◆ **Exercise instructions**
Gather every line of the entries that includes the word "JSON".

◆ **Extracts from a graphics dataset**
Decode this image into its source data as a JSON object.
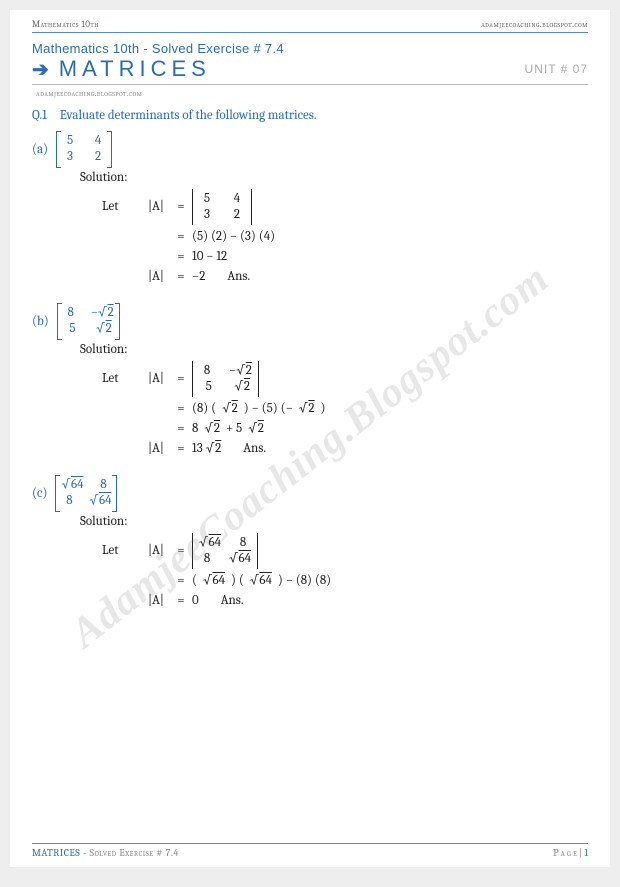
{
  "top": {
    "left": "Mathematics 10th",
    "right": "adamjeecoaching.blogspot.com"
  },
  "header": {
    "subtitle": "Mathematics 10th - Solved Exercise # 7.4",
    "title": "MATRICES",
    "unit": "UNIT # 07",
    "blog": "adamjeecoaching.blogspot.com"
  },
  "watermark": "AdamjeeCoaching.Blogspot.com",
  "question": {
    "num": "Q.1",
    "text": "Evaluate determinants of the following matrices."
  },
  "labels": {
    "solution": "Solution:",
    "let": "Let",
    "lhs": "|A|",
    "eq": "=",
    "ans": "Ans."
  },
  "parts": {
    "a": {
      "label": "(a)",
      "matrix": [
        [
          "5",
          "4"
        ],
        [
          "3",
          "2"
        ]
      ],
      "steps": {
        "det": [
          [
            "5",
            "4"
          ],
          [
            "3",
            "2"
          ]
        ],
        "line2": "(5) (2) − (3) (4)",
        "line3": "10 − 12",
        "line4": "−2"
      }
    },
    "b": {
      "label": "(b)",
      "matrix": [
        [
          "8",
          "−√2"
        ],
        [
          "5",
          "√2"
        ]
      ],
      "steps": {
        "det": [
          [
            "8",
            "−√2"
          ],
          [
            "5",
            "√2"
          ]
        ],
        "line2": "(8) (√2) − (5) (−√2)",
        "line3": "8 √2  + 5 √2",
        "line4": "13 √2"
      }
    },
    "c": {
      "label": "(c)",
      "matrix": [
        [
          "√64",
          "8"
        ],
        [
          "8",
          "√64"
        ]
      ],
      "steps": {
        "det": [
          [
            "√64",
            "8"
          ],
          [
            "8",
            "√64"
          ]
        ],
        "line2": "(√64) (√64) − (8) (8)",
        "line4": "0"
      }
    }
  },
  "footer": {
    "left_blue": "MATRICES",
    "left_grey": " - Solved Exercise # 7.4",
    "right_label": "P a g e  | ",
    "page_num": "1"
  },
  "colors": {
    "accent": "#2a6db5",
    "grey": "#888888",
    "text": "#222222",
    "watermark": "rgba(120,120,120,0.18)",
    "background": "#ffffff"
  }
}
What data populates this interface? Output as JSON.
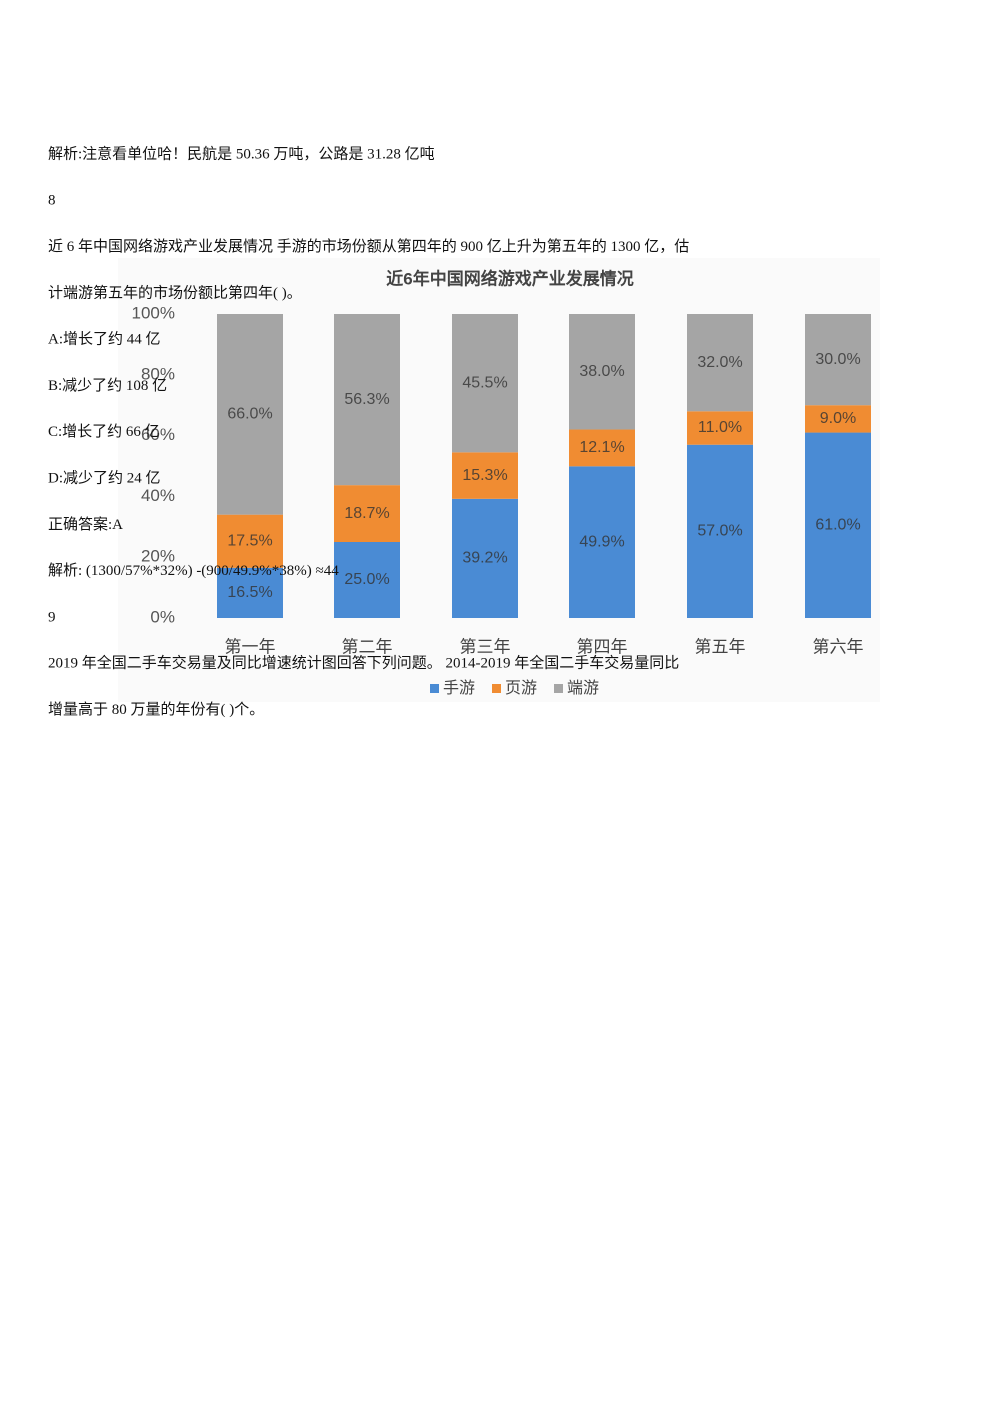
{
  "lines": [
    "解析:注意看单位哈！民航是 50.36 万吨，公路是 31.28 亿吨",
    "8",
    "近 6 年中国网络游戏产业发展情况 手游的市场份额从第四年的 900 亿上升为第五年的 1300 亿，估",
    "计端游第五年的市场份额比第四年( )。",
    "A:增长了约 44 亿",
    "B:减少了约 108 亿",
    "C:增长了约 66 亿",
    "D:减少了约 24 亿",
    "正确答案:A",
    "解析: (1300/57%*32%) -(900/49.9%*38%) ≈44",
    "9",
    "2019 年全国二手车交易量及同比增速统计图回答下列问题。 2014-2019 年全国二手车交易量同比",
    "增量高于 80 万量的年份有( )个。"
  ],
  "chart_data": {
    "type": "stacked-bar",
    "title": "近6年中国网络游戏产业发展情况",
    "categories": [
      "第一年",
      "第二年",
      "第三年",
      "第四年",
      "第五年",
      "第六年"
    ],
    "series": [
      {
        "name": "手游",
        "color": "#4a8bd4",
        "values": [
          16.5,
          25.0,
          39.2,
          49.9,
          57.0,
          61.0
        ],
        "value_labels": [
          "16.5%",
          "25.0%",
          "39.2%",
          "49.9%",
          "57.0%",
          "61.0%"
        ]
      },
      {
        "name": "页游",
        "color": "#f08c32",
        "values": [
          17.5,
          18.7,
          15.3,
          12.1,
          11.0,
          9.0
        ],
        "value_labels": [
          "17.5%",
          "18.7%",
          "15.3%",
          "12.1%",
          "11.0%",
          "9.0%"
        ]
      },
      {
        "name": "端游",
        "color": "#a5a5a5",
        "values": [
          66.0,
          56.3,
          45.5,
          38.0,
          32.0,
          30.0
        ],
        "value_labels": [
          "66.0%",
          "56.3%",
          "45.5%",
          "38.0%",
          "32.0%",
          "30.0%"
        ]
      }
    ],
    "ylim": [
      0,
      100
    ],
    "yticks": [
      {
        "value": 0,
        "label": "0%"
      },
      {
        "value": 20,
        "label": "20%"
      },
      {
        "value": 40,
        "label": "40%"
      },
      {
        "value": 60,
        "label": "60%"
      },
      {
        "value": 80,
        "label": "80%"
      },
      {
        "value": 100,
        "label": "100%"
      }
    ]
  }
}
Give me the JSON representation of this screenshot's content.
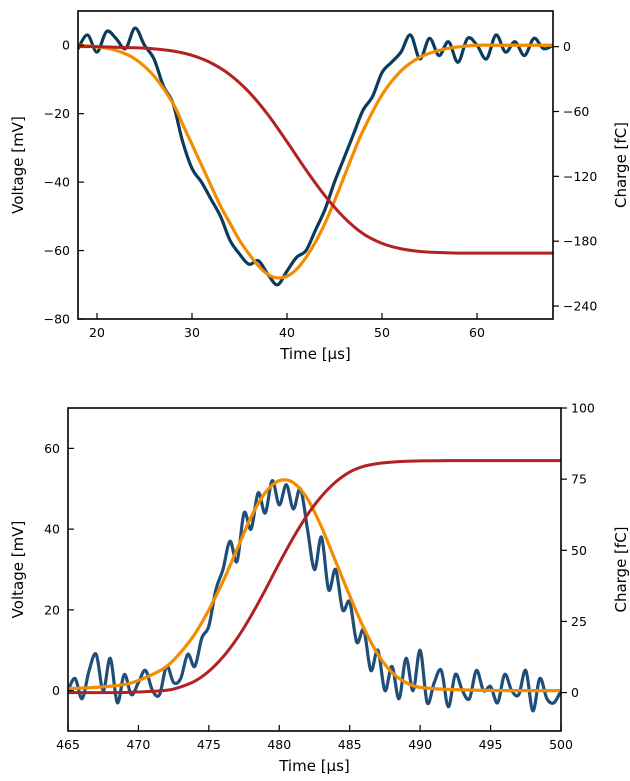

◆ **Answer to the exercise**
Decode this image into its source data as a JSON object.
What data populates this interface? Output as JSON.
Give me the JSON representation of this screenshot's content.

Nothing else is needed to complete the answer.